Data records:
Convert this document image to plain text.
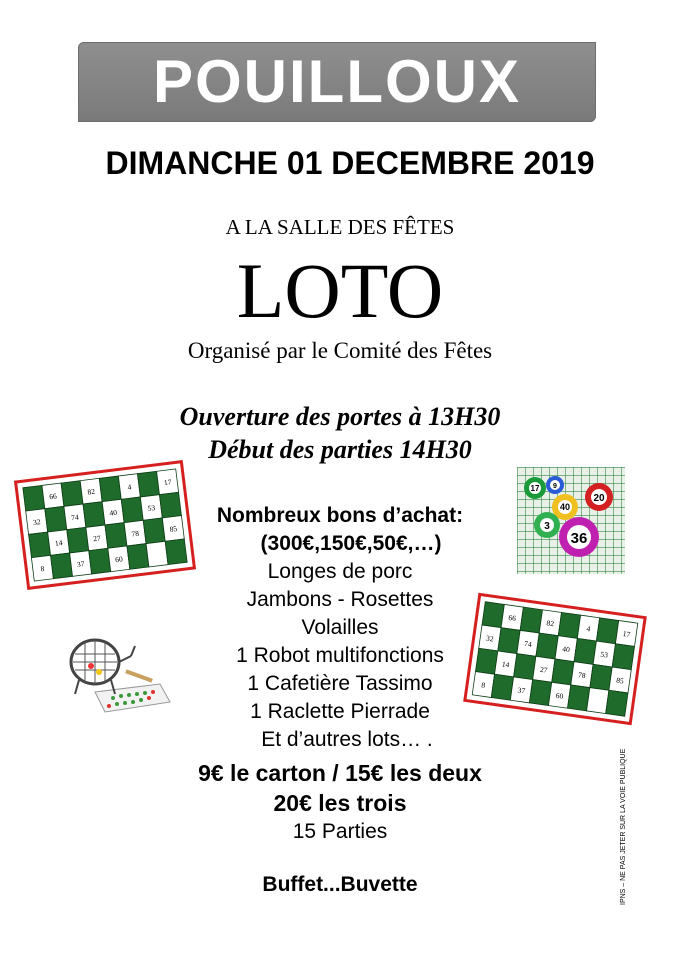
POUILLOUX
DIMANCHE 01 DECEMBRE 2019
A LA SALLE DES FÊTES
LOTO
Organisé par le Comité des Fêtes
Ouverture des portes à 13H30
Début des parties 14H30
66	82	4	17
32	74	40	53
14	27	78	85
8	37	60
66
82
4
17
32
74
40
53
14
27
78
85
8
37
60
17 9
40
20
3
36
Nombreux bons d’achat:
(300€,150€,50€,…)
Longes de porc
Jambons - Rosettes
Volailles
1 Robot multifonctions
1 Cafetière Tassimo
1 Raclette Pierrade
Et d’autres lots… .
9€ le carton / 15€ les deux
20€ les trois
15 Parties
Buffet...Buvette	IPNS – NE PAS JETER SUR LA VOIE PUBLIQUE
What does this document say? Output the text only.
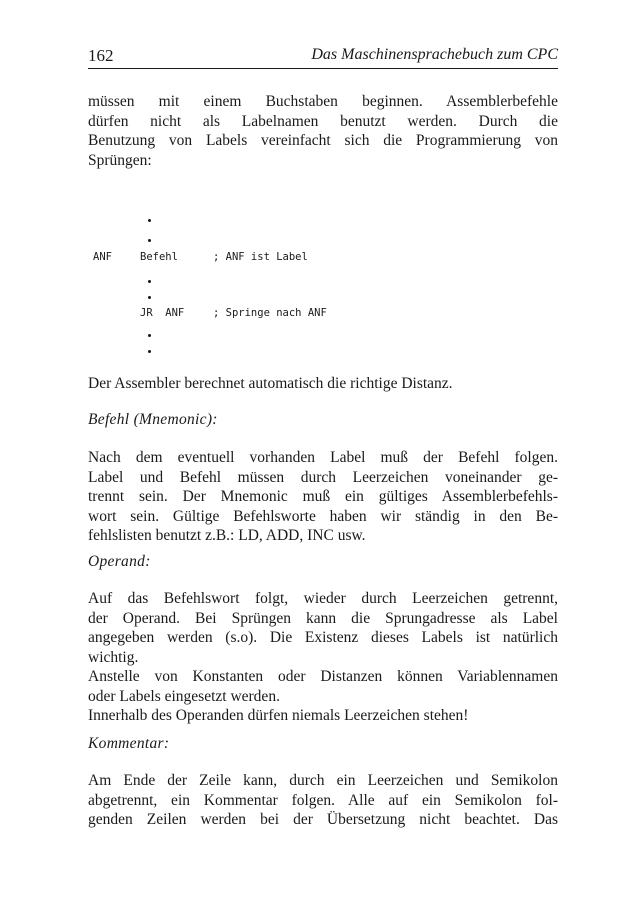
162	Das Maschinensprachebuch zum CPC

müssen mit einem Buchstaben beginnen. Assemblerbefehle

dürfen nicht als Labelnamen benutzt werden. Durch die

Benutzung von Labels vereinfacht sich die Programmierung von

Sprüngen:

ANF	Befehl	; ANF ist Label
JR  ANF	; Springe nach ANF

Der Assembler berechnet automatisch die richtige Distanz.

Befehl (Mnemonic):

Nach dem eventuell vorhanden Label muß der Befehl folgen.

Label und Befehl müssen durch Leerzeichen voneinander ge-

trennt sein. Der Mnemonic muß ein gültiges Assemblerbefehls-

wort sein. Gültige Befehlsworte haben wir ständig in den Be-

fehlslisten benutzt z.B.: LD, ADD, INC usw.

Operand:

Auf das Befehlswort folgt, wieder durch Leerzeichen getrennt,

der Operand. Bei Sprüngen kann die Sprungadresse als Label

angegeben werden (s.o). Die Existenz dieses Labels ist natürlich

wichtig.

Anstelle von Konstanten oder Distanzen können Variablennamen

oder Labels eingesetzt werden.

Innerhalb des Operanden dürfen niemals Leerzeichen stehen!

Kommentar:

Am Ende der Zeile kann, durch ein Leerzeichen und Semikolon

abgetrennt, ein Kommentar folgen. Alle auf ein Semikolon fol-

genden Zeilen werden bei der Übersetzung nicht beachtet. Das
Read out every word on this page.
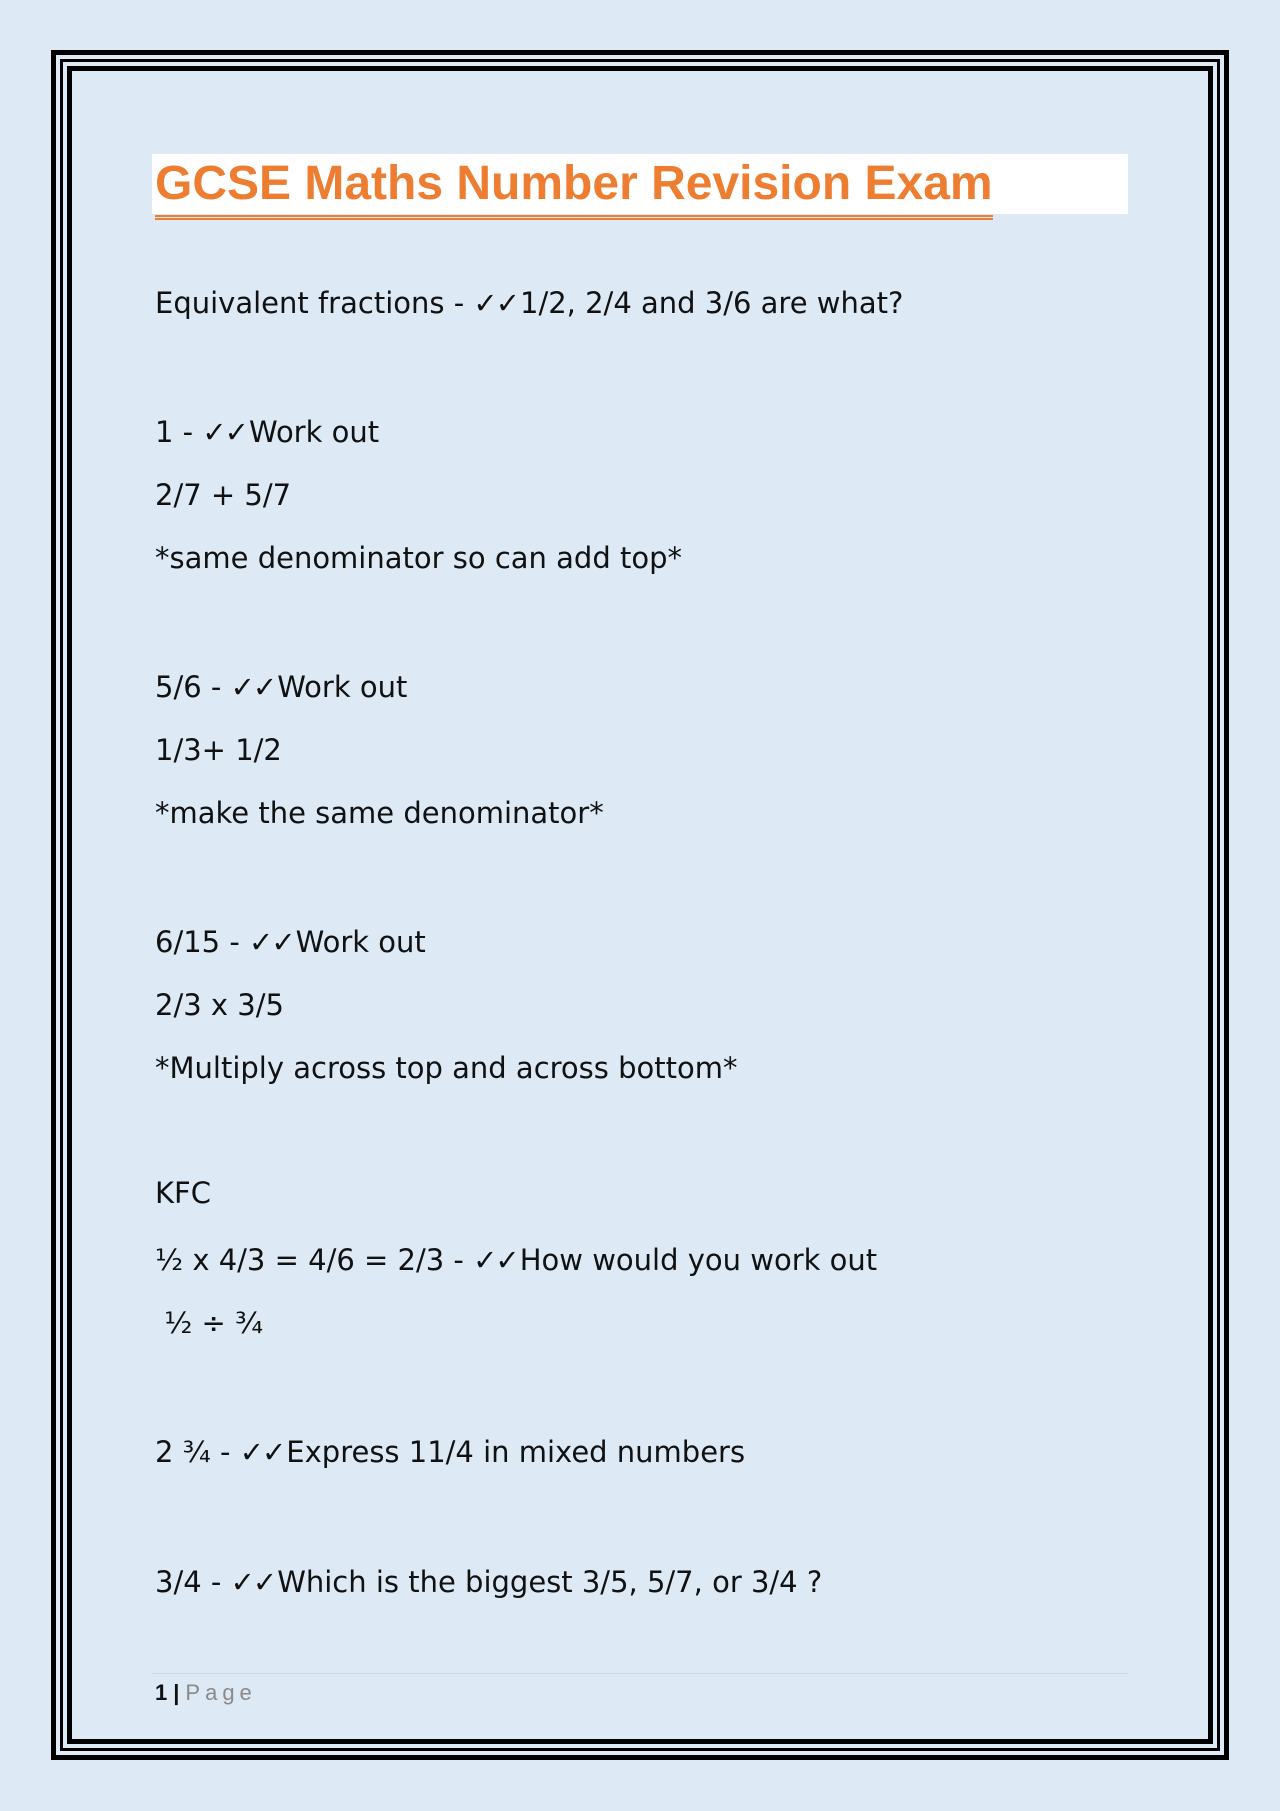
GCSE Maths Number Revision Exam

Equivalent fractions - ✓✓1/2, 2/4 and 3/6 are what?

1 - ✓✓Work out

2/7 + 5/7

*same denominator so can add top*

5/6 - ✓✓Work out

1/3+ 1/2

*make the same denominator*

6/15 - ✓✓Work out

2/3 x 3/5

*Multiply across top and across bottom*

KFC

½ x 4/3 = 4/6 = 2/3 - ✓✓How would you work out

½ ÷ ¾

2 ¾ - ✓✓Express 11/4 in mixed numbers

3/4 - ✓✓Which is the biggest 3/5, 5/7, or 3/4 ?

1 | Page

_Your objective_:
Output all of the entries verbatim, leaving out any images.

_Output for this task_:
Convert this document image to plain text.
POUILLOUX
DIMANCHE 01 DECEMBRE 2019
A LA SALLE DES FÊTES
LOTO
Organisé par le Comité des Fêtes
Ouverture des portes à 13H30
Début des parties 14H30
66	82	4	17
32	74	40	53
14	27	78	85
8	37	60
66
82
4
17
32
74
40
53
14
27
78
85
8
37
60
17 9
40
20
3
36
Nombreux bons d’achat:
(300€,150€,50€,…)
Longes de porc
Jambons - Rosettes
Volailles
1 Robot multifonctions
1 Cafetière Tassimo
1 Raclette Pierrade
Et d’autres lots… .
9€ le carton / 15€ les deux
20€ les trois
15 Parties
Buffet...Buvette	IPNS – NE PAS JETER SUR LA VOIE PUBLIQUE
What does this document say? Output the text only.
162	Das Maschinensprachebuch zum CPC

müssen mit einem Buchstaben beginnen. Assemblerbefehle

dürfen nicht als Labelnamen benutzt werden. Durch die

Benutzung von Labels vereinfacht sich die Programmierung von

Sprüngen:

ANF	Befehl	; ANF ist Label
JR  ANF	; Springe nach ANF

Der Assembler berechnet automatisch die richtige Distanz.

Befehl (Mnemonic):

Nach dem eventuell vorhanden Label muß der Befehl folgen.

Label und Befehl müssen durch Leerzeichen voneinander ge-

trennt sein. Der Mnemonic muß ein gültiges Assemblerbefehls-

wort sein. Gültige Befehlsworte haben wir ständig in den Be-

fehlslisten benutzt z.B.: LD, ADD, INC usw.

Operand:

Auf das Befehlswort folgt, wieder durch Leerzeichen getrennt,

der Operand. Bei Sprüngen kann die Sprungadresse als Label

angegeben werden (s.o). Die Existenz dieses Labels ist natürlich

wichtig.

Anstelle von Konstanten oder Distanzen können Variablennamen

oder Labels eingesetzt werden.

Innerhalb des Operanden dürfen niemals Leerzeichen stehen!

Kommentar:

Am Ende der Zeile kann, durch ein Leerzeichen und Semikolon

abgetrennt, ein Kommentar folgen. Alle auf ein Semikolon fol-

genden Zeilen werden bei der Übersetzung nicht beachtet. Das
Read out every word on this page.
GCSE Maths Number Revision Exam

Equivalent fractions - ✓✓1/2, 2/4 and 3/6 are what?

1 - ✓✓Work out

2/7 + 5/7

*same denominator so can add top*

5/6 - ✓✓Work out

1/3+ 1/2

*make the same denominator*

6/15 - ✓✓Work out

2/3 x 3/5

*Multiply across top and across bottom*

KFC

½ x 4/3 = 4/6 = 2/3 - ✓✓How would you work out

½ ÷ ¾

2 ¾ - ✓✓Express 11/4 in mixed numbers

3/4 - ✓✓Which is the biggest 3/5, 5/7, or 3/4 ?

1 | Page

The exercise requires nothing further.